▸ TEXTAUSSCHNITT
┏━━

# Rechnen



## SilverEagle (1. Dez 2014)

Welcher Wert steht nach dem Durchlauf des Programmes in der Variablen a?

int a=6;
int b=6;

a += b++ * a;	
a *=b;
a += --b*3;

danke für eure Hilfe


----------



## Flown (1. Dez 2014)

Ich helf dir mal:


```
public class Test {
  
  public static void main(String... args) {
    
    int a = 6;
    int b = 6;
    
    a += b++ * a;
    a *= b;
    a += --b * 3;
    
    System.out.println(a);
  }
}
```


----------



## SilverEagle (1. Dez 2014)

Eclipse funktioniert nicht also bitte Zahlenwerte angeben


----------



## stg (1. Dez 2014)

Da sitzt wohl jemand gerade in ner Prüfung :autsch:


----------



## njans (1. Dez 2014)

> Eclipse funktioniert nicht also bitte Zahlenwerte angeben


Der Java Compiler auch?

┗━━

▸ DATENAUSZÜGE

┏━━

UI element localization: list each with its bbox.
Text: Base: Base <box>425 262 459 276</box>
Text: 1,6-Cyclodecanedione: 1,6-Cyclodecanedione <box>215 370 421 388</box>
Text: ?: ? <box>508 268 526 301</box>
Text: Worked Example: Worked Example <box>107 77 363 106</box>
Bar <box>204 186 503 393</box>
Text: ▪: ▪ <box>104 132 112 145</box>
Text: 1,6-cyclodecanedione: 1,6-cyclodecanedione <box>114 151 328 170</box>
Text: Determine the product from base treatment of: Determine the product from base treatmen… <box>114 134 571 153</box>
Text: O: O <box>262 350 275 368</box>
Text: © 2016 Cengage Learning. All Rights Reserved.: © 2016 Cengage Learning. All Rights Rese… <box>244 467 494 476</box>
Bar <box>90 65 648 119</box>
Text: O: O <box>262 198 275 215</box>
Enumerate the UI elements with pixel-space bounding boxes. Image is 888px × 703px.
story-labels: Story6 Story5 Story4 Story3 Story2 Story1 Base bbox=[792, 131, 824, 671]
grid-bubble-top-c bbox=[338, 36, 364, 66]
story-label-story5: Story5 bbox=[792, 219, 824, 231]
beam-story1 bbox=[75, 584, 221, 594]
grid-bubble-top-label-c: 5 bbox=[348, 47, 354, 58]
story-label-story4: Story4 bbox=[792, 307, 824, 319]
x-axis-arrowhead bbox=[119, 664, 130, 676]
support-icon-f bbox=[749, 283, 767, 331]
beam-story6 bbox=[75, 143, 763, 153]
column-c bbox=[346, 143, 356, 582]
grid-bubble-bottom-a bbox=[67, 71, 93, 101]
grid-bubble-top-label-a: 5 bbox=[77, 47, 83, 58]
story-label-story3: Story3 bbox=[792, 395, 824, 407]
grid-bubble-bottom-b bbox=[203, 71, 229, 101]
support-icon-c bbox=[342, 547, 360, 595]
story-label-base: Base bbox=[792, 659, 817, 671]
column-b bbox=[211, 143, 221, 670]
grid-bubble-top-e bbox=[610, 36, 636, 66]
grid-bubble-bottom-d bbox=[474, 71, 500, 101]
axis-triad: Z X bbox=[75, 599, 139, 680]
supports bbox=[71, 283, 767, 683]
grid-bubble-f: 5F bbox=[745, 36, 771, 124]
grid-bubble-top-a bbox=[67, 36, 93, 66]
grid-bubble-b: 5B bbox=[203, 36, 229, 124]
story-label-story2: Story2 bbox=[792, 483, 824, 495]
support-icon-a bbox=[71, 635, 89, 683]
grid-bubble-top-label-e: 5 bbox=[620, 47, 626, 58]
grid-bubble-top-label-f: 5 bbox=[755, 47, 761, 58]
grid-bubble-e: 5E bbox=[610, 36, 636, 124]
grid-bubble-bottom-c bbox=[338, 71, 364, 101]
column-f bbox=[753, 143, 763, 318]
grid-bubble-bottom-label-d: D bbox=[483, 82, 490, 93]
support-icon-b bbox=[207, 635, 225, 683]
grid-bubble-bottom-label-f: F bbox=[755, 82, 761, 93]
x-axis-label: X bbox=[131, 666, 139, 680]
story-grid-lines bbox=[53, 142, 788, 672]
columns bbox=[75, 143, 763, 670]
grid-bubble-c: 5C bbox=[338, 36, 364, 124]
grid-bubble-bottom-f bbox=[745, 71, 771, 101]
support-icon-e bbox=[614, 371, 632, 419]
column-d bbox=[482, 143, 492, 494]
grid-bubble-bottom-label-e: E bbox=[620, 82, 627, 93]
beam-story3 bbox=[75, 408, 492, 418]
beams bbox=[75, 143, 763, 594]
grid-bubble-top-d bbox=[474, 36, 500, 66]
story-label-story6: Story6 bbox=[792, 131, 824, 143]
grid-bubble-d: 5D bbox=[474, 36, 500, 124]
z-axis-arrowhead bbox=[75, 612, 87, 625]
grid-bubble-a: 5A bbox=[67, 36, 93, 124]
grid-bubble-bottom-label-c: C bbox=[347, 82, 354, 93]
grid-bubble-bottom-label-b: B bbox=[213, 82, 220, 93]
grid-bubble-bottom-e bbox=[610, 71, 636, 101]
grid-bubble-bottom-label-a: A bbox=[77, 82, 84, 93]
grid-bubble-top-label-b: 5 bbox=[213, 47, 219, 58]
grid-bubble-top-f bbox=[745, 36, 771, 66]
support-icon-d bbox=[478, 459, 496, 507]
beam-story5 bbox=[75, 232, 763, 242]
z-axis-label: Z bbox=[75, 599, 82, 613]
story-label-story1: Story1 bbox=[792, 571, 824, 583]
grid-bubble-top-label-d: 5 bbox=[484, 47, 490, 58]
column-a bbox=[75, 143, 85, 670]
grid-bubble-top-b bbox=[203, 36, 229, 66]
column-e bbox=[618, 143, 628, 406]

┗━━

▸ AUFGABEN
a – Gib den Teil des Threads zur Java-Rechenaufgabe genau wieder, beginnend bei „Da sitzt wohl“ und endend bei „Java Compiler auch?“.
b – Beantworte anhand des Threads zur Java-Rechenaufgabe:
(i) Mit welchem Wert werden die Variablen a und b am Anfang belegt?
(ii) Was funktioniert laut SilverEagles zweitem Beitrag nicht?
(iii) Welche Rückfrage stellt njans?

▸ ERWARTETE ANTWORTEN
a –
Da sitzt wohl jemand gerade in ner Prüfung :autsch:


----------



## njans (1. Dez 2014)

> Eclipse funktioniert nicht also bitte Zahlenwerte angeben


Der Java Compiler auch?

b –
(i) Beide mit 6.
(ii) Eclipse.
(iii) „Der Java Compiler auch?“